Provided passage

Are you looking to better prepare your company for ownership transition now or in the future?

The August MN Supplier Match Roundtable helped businesses explore key issues around business succession and transition planning. Are you looking to better prepare your company for ownership transition now or in the future? Our succession and transition experts provided helpful hints in areas such as ESOP conversion, Cooperative (Co-op) business models, business valuation, family business succession plans and more. 

 

How to find your business's valuation and locate a buyer 

 

"Obviously the seller's perception is, 'Hey, I worked my entire life in this business and it's worth more than the historical financial performance.' And the buyer is saying, 'Well, no, this is worth only what I can cashflow.'... I tell all the sellers that, first of all, try to identify a strategic buyer where two plus two equals six.

"There's another reason for the buyer to buy the business beside the historical financial performance. But if there isn't one of those, buyers want three things. If they're going to invest cash in the business, they want a return on the cash. If they're going to borrow money to buy the business, they want to be able to service that debt comfortably.  And then number three, if they're going to work in the business, they want a decent salary for their time and effort. The historical cashflow of the business needs to do those three things. And if it does, the business is more than likely going to sell."

 

Scott

Scott Hislop
President/Owner
Transworld Business Advisors of Minnesota

 


 

Are you considering ESOP conversion as a transition strategy?

 

"What is an ESOP? It's a unique type of qualified retirement plan, and actually they began in 1974. They've been around for quite a while. Right now, there are approximately 275 ESOP companies in Minnesota. Per capita, that's the most ESOPs of any state. We have the momentum here for an ESOP and was that best for, and I'm going to talk about that a little bit later, too. An owner can decide when selling to an ESOP 10% of the business, 50%, 100%, whatever the owner feels comfortable with at the time, or maybe even wants to stay in the business for a while. There's real flexibility there. The beauty of an ESOP is that there's no cost to the employees. It's funded out of future earnings of the business. Most companies still have a 401k that they would match, but an ESOP there's no cost to the employees."

 

Sue

Sue Crockett
Executive Director
Minnesota Employee Ownership Center (MNCEO)

 


 

 

Are you considering Co-op conversion as a transition strategy?

 

"What is a worker co-op? They are businesses owned and controlled by the members of the co-op and the members are any eligible employee that wants to buy a share of common stock. This common stock lets them have governance rights and profit sharing rights. Typically what that governance rate is, is they can vote for the board of directors that oversees the co-op. On a day-to-day basis, traditional management structures are typically held in place. For example, like another corporation would do the board hires, a general manager who then oversees the operations."

Data entries
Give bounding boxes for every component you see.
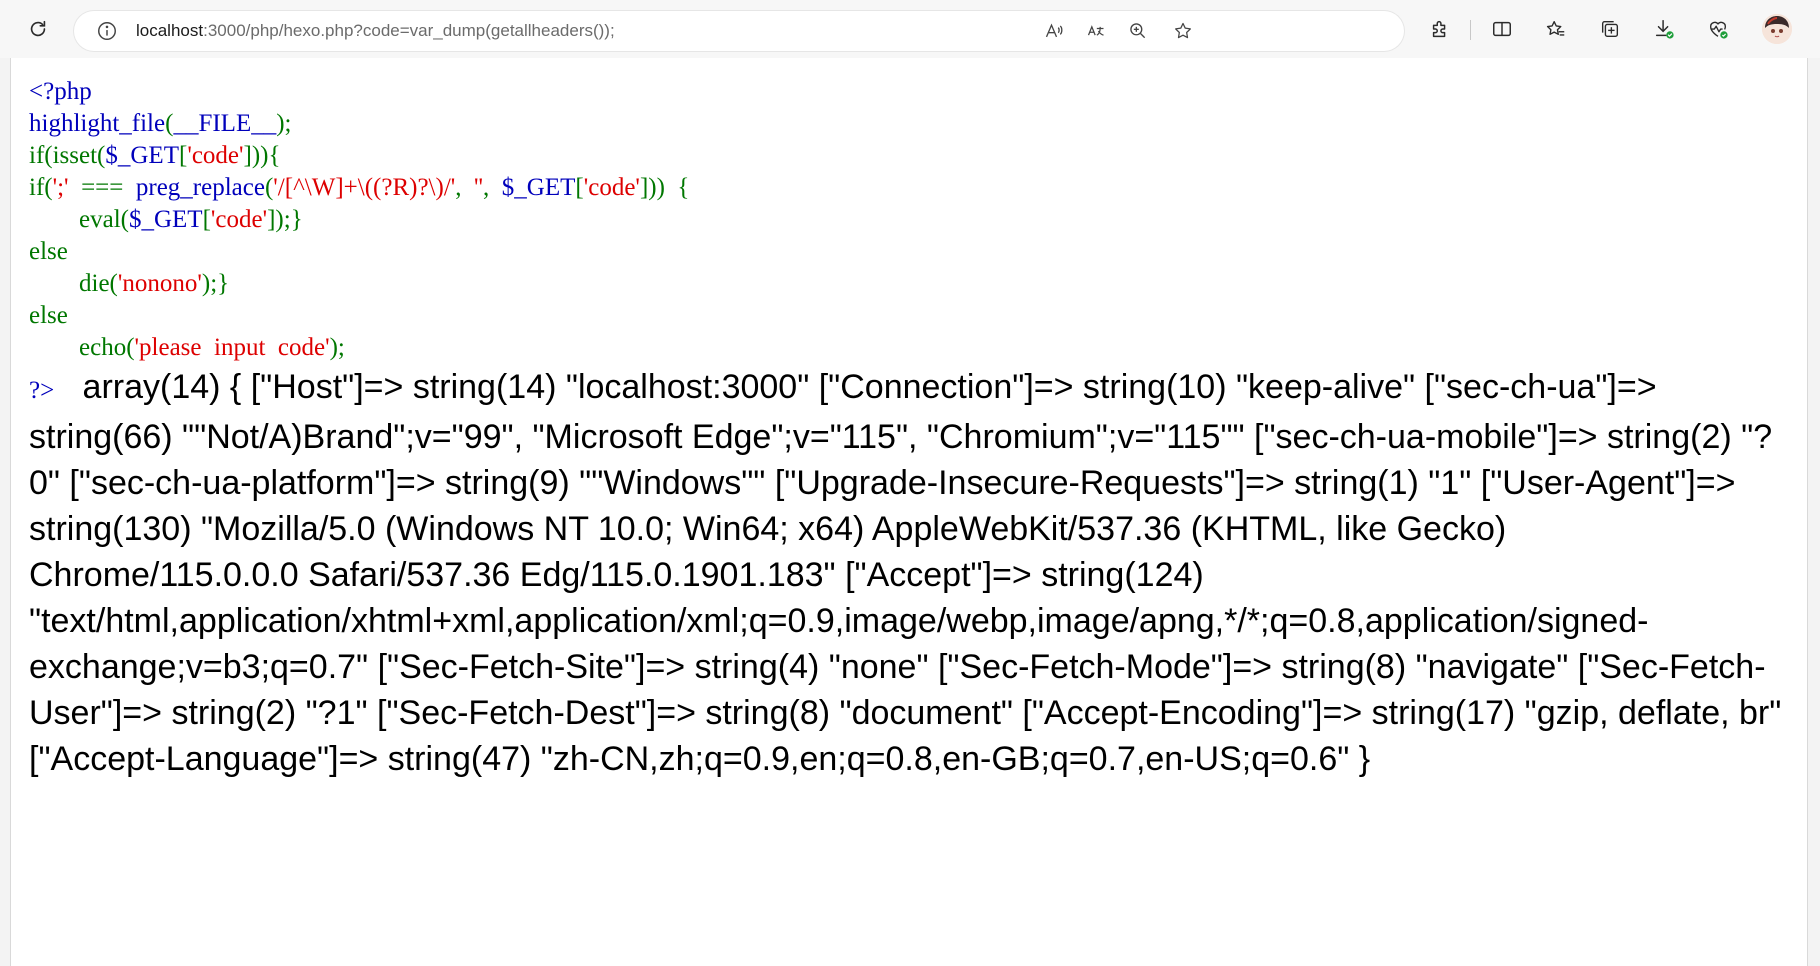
translate-icon[interactable] bbox=[1084, 19, 1108, 43]
star-icon[interactable] bbox=[1171, 19, 1195, 43]
code-token: __FILE__ bbox=[173, 110, 277, 137]
address-bar[interactable]: localhost:3000/php/hexo.php?code=var_dum… bbox=[74, 11, 1404, 51]
read-aloud-icon[interactable] bbox=[1042, 19, 1066, 43]
code-token: ); bbox=[276, 110, 292, 137]
zoom-icon[interactable] bbox=[1126, 19, 1150, 43]
code-token: 'code' bbox=[583, 174, 640, 201]
code-token: ]);} bbox=[267, 206, 303, 233]
php-close-tag: ?> bbox=[29, 377, 55, 404]
code-line: else bbox=[29, 300, 689, 332]
code-token: ); bbox=[329, 334, 345, 361]
refresh-icon[interactable] bbox=[22, 13, 54, 45]
code-line: eval($_GET['code']);} bbox=[29, 204, 689, 236]
code-token: highlight_file bbox=[29, 110, 166, 137]
info-icon[interactable] bbox=[96, 20, 118, 42]
code-line: echo('please input code'); bbox=[29, 332, 689, 364]
code-token: '/[^\W]+\((?R)?\)/' bbox=[273, 174, 456, 201]
puzzle-icon[interactable] bbox=[1424, 13, 1456, 45]
code-token: , bbox=[483, 174, 502, 201]
code-token: === bbox=[68, 174, 136, 201]
code-token: 'code' bbox=[210, 206, 268, 233]
code-line: highlight_file(__FILE__); bbox=[29, 108, 689, 140]
code-token: echo( bbox=[29, 334, 135, 361]
url-host: localhost bbox=[136, 21, 204, 40]
avatar[interactable] bbox=[1762, 14, 1792, 44]
code-token: eval( bbox=[29, 206, 129, 233]
code-token: ])){ bbox=[243, 142, 281, 169]
code-line: <?php bbox=[29, 76, 689, 108]
code-token: 'please input code' bbox=[134, 334, 330, 361]
url-path: :3000/php/hexo.php?code=var_dump(getallh… bbox=[203, 21, 615, 40]
collections-icon[interactable] bbox=[1594, 13, 1626, 45]
code-token: $_GET bbox=[128, 206, 203, 233]
code-token: else bbox=[29, 302, 68, 329]
code-token: $_GET bbox=[501, 174, 576, 201]
code-token: if( bbox=[29, 174, 53, 201]
code-token: );} bbox=[201, 270, 230, 297]
code-token: ';' bbox=[52, 174, 69, 201]
browser-toolbar: localhost:3000/php/hexo.php?code=var_dum… bbox=[0, 0, 1820, 58]
code-token: ])) { bbox=[639, 174, 690, 201]
toolbar-divider bbox=[1470, 20, 1471, 40]
code-token: <?php bbox=[29, 78, 92, 105]
code-token: else bbox=[29, 238, 68, 265]
code-token: if(isset( bbox=[29, 142, 106, 169]
url-text[interactable]: localhost:3000/php/hexo.php?code=var_dum… bbox=[136, 21, 615, 41]
page-content: <?php highlight_file(__FILE__); if(isset($… bbox=[10, 58, 1808, 966]
code-token: '' bbox=[474, 174, 484, 201]
code-line: die('nonono');} bbox=[29, 268, 689, 300]
code-line: if(isset($_GET['code'])){ bbox=[29, 140, 689, 172]
var-dump-output: ?> array(14) { ["Host"]=> string(14) "lo… bbox=[29, 364, 1784, 782]
code-line: else bbox=[29, 236, 689, 268]
code-token: [ bbox=[575, 174, 584, 201]
favorites-icon[interactable] bbox=[1540, 13, 1572, 45]
code-token: 'nonono' bbox=[117, 270, 202, 297]
download-icon[interactable] bbox=[1648, 13, 1680, 45]
code-token: die( bbox=[29, 270, 118, 297]
code-token: , bbox=[455, 174, 475, 201]
heartbeat-icon[interactable] bbox=[1702, 13, 1734, 45]
php-source-code: <?php highlight_file(__FILE__); if(isset($… bbox=[29, 76, 689, 364]
code-token: 'code' bbox=[187, 142, 244, 169]
split-screen-icon[interactable] bbox=[1486, 13, 1518, 45]
headers-dump-text: array(14) { ["Host"]=> string(14) "local… bbox=[29, 368, 1782, 778]
code-token: preg_replace bbox=[135, 174, 265, 201]
code-token: [ bbox=[202, 206, 211, 233]
code-token: $_GET bbox=[105, 142, 179, 169]
code-line: if(';' === preg_replace('/[^\W]+\((?R)?\… bbox=[29, 172, 689, 204]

Problems
**1)** Repeat the succession planning passage from "The August MN" up to and including "two equals six.".
**2)** According to the succession planning passage, buyers want three things when there is no reason to buy beyond historical financial performance. List them.
The data entries come from a separate source, unrelated to the text.

Answers for the exercise
**1)**
The August MN Supplier Match Roundtable helped businesses explore key issues around business succession and transition planning. Are you looking to better prepare your company for ownership transition now or in the future? Our succession and transition experts provided helpful hints in areas such as ESOP conversion, Cooperative (Co-op) business models, business valuation, family business succession plans and more. 

 

How to find your business's valuation and locate a buyer 

 

"Obviously the seller's perception is, 'Hey, I worked my entire life in this business and it's worth more than the historical financial performance.' And the buyer is saying, 'Well, no, this is worth only what I can cashflow.'... I tell all the sellers that, first of all, try to identify a strategic buyer where two plus two equals six.

**2)**
- A return on the cash they invest in the business
- The ability to comfortably service any debt they take on to buy the business
- A decent salary for their time and effort if they work in the business